Some records:

begin

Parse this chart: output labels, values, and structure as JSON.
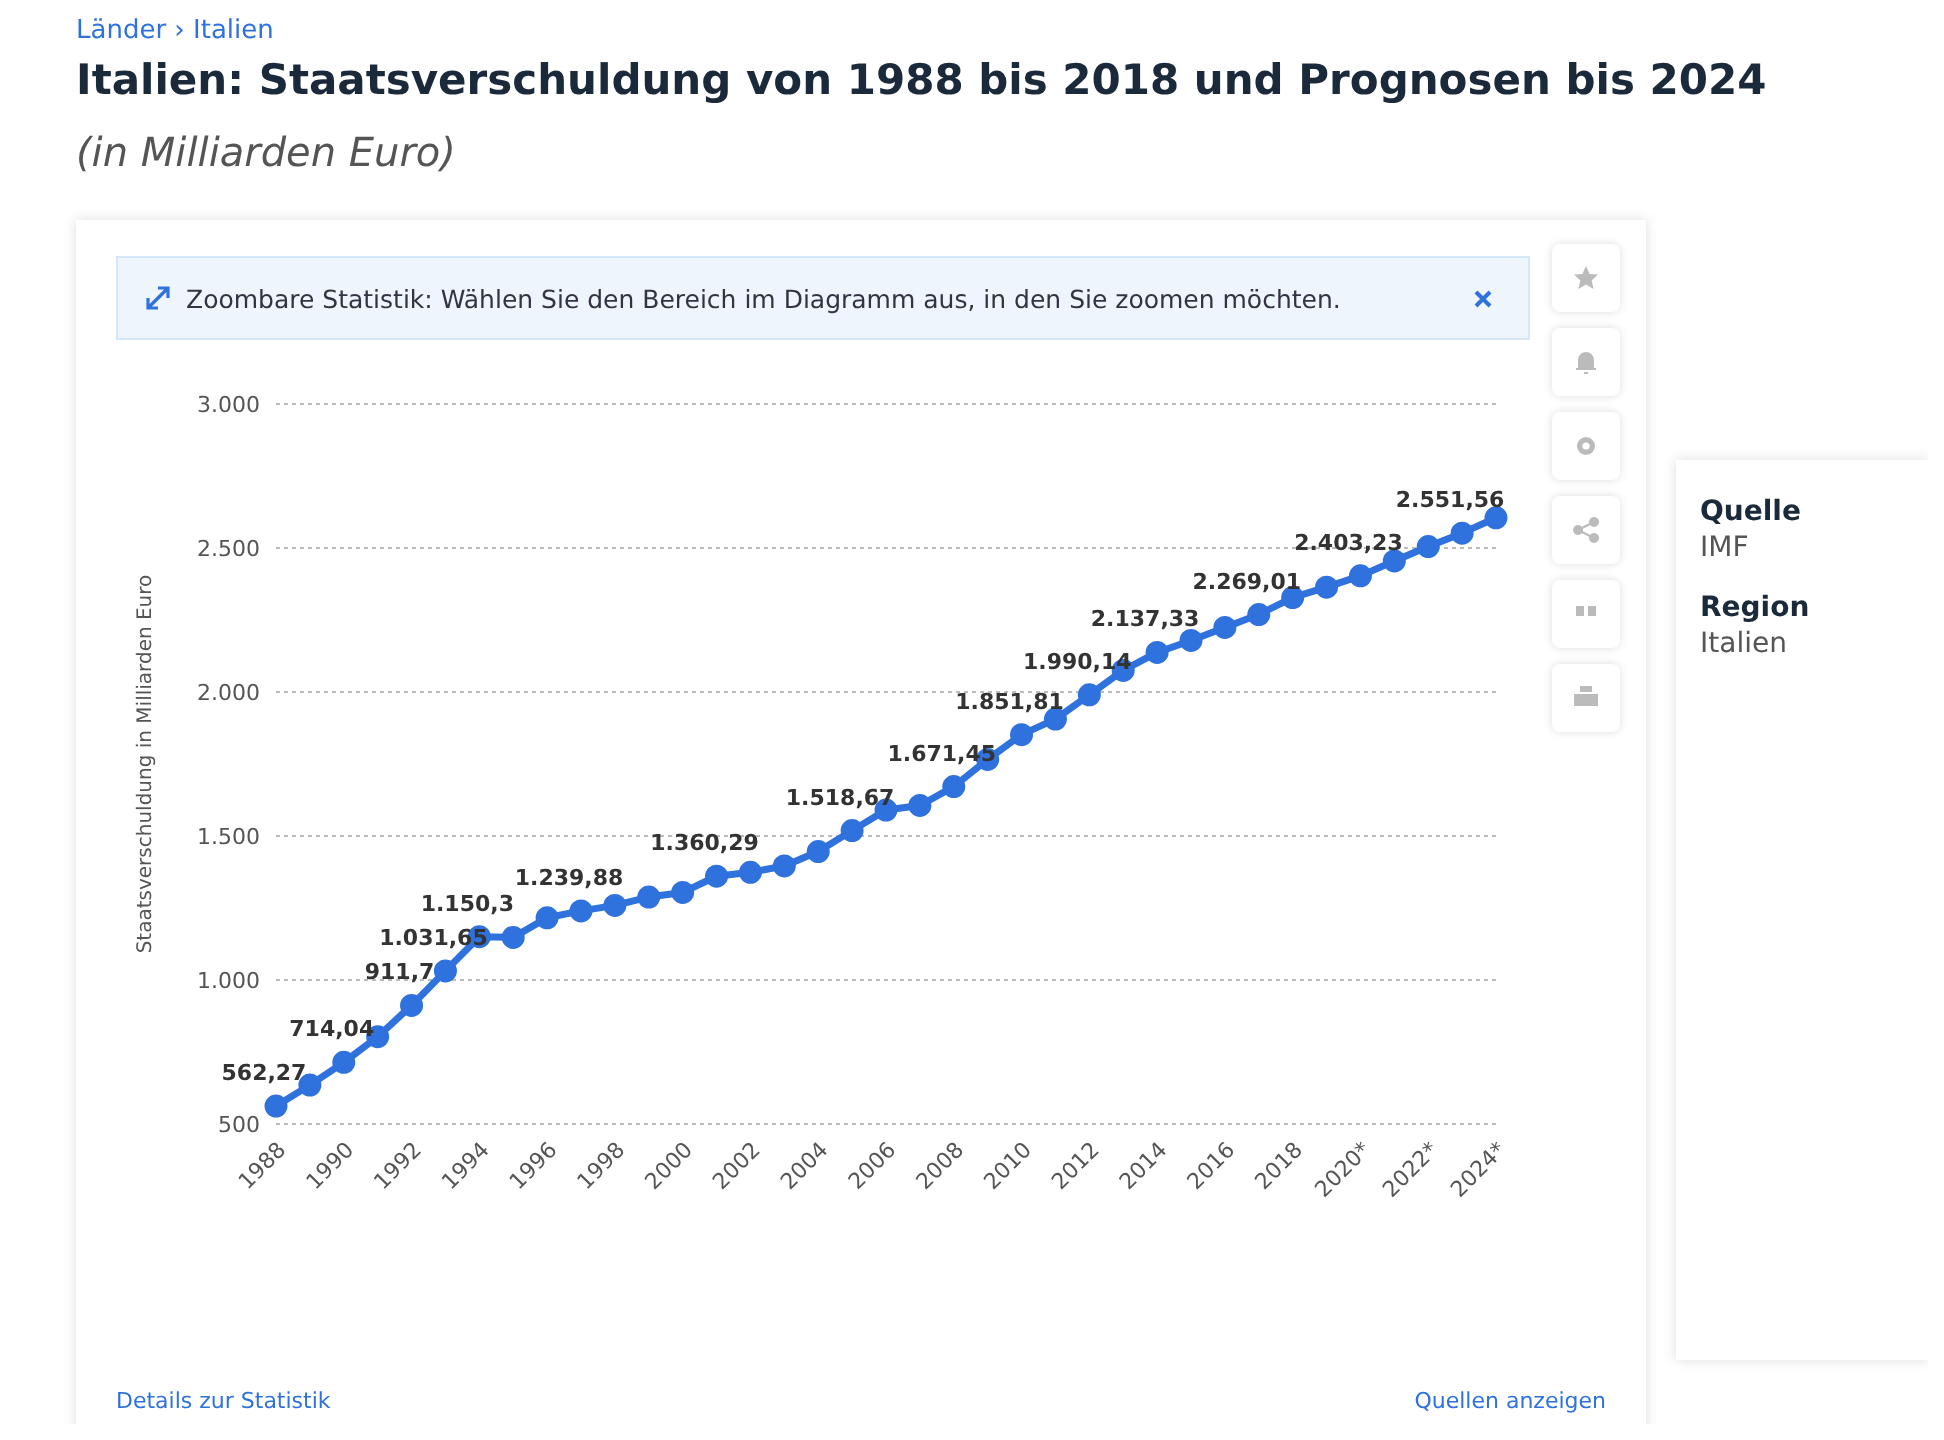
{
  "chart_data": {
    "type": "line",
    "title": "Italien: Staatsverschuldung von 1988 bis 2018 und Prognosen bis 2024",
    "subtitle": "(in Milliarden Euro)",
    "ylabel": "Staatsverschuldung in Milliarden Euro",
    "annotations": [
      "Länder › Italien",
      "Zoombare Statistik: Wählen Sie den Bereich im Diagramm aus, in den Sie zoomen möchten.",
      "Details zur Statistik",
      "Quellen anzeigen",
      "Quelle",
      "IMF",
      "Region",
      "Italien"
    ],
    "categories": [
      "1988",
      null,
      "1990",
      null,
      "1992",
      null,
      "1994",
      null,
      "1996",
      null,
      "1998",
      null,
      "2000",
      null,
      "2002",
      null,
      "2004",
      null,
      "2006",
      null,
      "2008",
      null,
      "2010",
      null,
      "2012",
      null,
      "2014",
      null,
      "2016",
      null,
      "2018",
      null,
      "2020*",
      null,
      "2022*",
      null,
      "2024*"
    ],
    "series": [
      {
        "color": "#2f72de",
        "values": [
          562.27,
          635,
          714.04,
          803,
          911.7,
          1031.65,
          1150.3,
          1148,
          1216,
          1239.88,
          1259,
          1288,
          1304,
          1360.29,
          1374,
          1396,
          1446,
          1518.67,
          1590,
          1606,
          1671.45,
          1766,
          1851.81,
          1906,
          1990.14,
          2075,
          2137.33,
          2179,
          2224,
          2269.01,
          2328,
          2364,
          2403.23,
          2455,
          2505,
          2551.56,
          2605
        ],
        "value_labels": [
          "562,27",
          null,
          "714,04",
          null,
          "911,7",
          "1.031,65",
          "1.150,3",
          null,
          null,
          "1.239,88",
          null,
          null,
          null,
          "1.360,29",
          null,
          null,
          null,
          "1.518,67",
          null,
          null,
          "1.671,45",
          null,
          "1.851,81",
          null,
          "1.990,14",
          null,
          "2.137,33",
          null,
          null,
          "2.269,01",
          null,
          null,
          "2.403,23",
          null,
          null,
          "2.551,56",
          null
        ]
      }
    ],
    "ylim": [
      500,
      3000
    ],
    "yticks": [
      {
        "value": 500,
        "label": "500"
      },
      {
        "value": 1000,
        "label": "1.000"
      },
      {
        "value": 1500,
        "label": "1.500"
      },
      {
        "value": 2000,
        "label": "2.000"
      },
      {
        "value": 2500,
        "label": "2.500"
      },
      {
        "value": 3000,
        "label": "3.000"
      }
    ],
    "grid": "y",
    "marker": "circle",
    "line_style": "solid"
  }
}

end
begin

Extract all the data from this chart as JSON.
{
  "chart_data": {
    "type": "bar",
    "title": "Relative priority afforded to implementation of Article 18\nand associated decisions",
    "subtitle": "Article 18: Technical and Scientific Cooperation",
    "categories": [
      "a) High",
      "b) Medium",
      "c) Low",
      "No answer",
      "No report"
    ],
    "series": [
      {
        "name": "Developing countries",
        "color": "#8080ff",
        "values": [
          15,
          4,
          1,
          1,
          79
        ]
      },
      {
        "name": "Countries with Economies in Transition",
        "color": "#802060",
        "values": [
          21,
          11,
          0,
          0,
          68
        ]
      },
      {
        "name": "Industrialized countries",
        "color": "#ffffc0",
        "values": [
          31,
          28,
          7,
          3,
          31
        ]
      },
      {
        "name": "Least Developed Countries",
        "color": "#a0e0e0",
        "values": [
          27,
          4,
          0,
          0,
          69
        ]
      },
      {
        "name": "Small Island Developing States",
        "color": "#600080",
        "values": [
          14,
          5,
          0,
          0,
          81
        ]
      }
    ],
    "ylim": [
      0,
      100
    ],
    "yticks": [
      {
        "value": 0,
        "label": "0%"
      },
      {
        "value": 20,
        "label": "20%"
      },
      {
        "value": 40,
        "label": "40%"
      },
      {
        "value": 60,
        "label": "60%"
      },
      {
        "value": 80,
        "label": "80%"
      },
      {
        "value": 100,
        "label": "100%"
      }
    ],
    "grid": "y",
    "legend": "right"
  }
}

end

▸ **Written exercise**
Which lines of the data above contain "Euro"? Copy each one.

▸ **Exercise solution**
    "subtitle": "(in Milliarden Euro)",
    "ylabel": "Staatsverschuldung in Milliarden Euro",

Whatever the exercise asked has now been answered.